• **Excerpted data**:
● ● ● ● ●
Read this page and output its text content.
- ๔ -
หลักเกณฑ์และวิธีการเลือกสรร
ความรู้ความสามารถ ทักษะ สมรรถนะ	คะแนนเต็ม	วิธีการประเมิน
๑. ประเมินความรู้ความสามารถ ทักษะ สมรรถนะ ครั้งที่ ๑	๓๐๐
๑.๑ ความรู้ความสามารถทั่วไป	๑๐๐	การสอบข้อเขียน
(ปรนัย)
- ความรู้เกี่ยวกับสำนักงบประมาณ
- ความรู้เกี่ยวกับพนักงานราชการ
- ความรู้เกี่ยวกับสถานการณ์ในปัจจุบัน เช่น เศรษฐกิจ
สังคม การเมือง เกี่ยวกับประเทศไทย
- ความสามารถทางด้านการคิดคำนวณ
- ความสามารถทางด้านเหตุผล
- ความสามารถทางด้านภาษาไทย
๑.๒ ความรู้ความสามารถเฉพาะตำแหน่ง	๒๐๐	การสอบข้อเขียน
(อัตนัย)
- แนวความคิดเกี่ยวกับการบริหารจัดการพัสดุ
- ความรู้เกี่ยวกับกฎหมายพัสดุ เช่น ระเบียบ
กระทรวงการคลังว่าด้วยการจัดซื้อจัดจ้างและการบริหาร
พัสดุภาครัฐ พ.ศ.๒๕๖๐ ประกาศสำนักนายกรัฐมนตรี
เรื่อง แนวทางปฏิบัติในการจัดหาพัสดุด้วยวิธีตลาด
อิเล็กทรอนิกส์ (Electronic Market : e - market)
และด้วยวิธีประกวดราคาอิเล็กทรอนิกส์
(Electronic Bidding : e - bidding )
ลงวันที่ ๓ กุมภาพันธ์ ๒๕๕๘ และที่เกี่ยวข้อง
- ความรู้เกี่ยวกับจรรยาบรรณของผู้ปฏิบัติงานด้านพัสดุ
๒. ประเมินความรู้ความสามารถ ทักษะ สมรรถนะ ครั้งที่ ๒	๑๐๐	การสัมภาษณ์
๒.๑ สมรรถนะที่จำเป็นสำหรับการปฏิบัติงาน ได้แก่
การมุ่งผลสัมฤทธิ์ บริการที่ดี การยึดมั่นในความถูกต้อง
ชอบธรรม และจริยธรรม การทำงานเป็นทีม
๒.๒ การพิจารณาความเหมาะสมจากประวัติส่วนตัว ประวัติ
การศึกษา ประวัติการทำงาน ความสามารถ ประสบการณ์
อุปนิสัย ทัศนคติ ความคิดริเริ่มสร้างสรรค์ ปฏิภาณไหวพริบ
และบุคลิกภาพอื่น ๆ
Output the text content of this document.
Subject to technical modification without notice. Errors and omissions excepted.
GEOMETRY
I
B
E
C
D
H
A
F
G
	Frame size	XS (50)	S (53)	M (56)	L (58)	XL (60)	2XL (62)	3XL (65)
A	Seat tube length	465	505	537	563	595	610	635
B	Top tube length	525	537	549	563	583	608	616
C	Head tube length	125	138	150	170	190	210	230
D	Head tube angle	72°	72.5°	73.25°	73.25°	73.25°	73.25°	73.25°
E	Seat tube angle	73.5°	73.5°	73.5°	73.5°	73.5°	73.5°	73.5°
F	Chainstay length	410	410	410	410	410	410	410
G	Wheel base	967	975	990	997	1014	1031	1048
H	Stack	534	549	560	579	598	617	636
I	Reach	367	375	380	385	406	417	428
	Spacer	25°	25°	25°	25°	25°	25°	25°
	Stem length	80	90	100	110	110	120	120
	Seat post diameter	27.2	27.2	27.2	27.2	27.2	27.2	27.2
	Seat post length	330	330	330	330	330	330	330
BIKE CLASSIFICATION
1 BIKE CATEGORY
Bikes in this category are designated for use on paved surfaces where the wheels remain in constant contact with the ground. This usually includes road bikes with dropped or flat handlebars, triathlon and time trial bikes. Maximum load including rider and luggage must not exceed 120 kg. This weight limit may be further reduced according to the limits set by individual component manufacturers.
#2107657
● ● ● ● ●
• **Stated problem**: Only the number is wanted: how many lines in the preceding entries hold the string "text"?

• **Reply**: 2